- _TASK STATEMENT_
Here are some records; copy every line that holds the word "borrego".

- _Saved entries_
╭──
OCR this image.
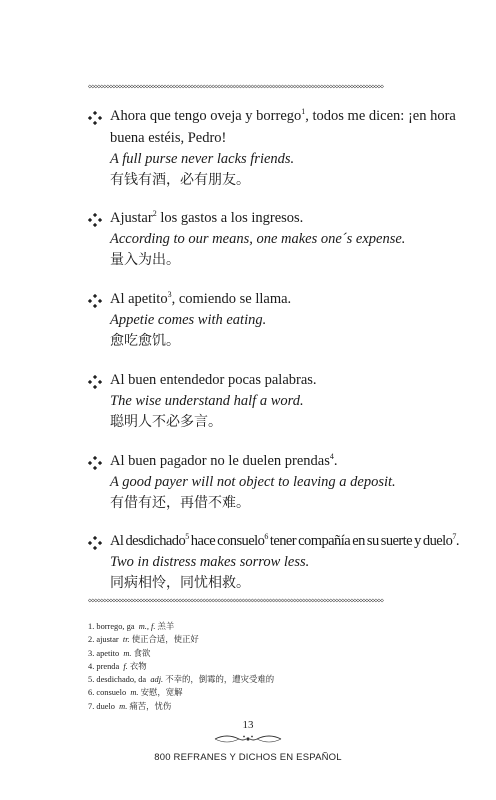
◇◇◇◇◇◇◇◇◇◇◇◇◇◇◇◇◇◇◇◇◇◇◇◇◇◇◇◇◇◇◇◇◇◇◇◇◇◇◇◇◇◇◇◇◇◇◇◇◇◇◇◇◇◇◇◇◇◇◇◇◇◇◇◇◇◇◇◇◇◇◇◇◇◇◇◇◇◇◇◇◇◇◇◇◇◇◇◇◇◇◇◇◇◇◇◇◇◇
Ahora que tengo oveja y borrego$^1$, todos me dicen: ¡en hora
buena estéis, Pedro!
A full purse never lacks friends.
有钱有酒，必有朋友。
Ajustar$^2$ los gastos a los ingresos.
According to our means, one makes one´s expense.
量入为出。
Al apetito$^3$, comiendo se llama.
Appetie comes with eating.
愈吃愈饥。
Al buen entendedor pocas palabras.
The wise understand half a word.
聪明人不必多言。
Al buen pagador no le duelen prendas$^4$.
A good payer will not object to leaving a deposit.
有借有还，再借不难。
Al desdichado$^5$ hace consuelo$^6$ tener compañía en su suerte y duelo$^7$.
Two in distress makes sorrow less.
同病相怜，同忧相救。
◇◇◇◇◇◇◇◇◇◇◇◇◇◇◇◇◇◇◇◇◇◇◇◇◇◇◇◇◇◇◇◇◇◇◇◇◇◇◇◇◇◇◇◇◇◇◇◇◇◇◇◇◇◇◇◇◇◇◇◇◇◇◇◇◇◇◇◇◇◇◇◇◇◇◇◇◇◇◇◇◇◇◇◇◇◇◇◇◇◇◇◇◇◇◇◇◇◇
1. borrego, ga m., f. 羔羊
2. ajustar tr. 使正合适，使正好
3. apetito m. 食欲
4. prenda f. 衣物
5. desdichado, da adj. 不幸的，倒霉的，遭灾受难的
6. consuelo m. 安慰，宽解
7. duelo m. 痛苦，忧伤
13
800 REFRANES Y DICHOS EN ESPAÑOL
╰──
╭──
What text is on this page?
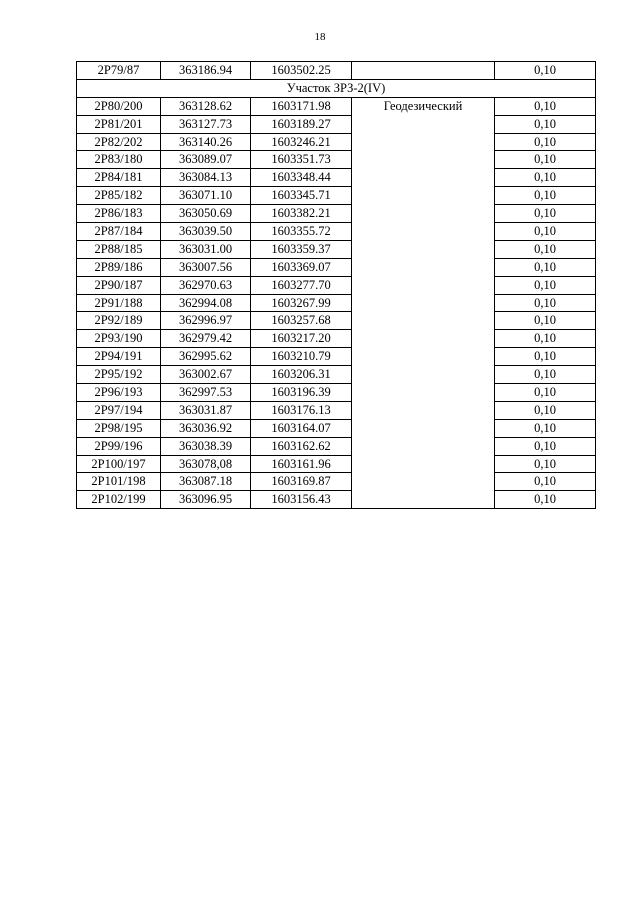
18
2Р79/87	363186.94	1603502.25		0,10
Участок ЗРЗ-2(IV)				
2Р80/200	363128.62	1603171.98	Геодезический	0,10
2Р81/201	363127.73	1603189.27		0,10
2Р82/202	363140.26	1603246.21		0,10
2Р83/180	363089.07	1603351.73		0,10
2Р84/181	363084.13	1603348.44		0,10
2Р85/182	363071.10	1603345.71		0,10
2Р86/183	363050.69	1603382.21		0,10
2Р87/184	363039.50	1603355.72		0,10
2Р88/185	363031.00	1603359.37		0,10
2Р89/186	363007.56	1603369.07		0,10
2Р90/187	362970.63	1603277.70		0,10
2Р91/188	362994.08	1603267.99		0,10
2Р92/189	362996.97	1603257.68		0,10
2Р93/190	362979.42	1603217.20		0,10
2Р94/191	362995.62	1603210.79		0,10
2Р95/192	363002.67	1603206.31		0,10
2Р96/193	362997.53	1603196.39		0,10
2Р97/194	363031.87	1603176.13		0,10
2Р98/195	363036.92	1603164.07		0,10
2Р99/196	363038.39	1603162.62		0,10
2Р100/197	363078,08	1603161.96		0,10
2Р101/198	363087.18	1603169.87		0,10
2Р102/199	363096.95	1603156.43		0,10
╰──
- _FINISHED EXERCISE_
Ahora que tengo oveja y borrego$^1$, todos me dicen: ¡en hora
1. borrego, ga m., f. 羔羊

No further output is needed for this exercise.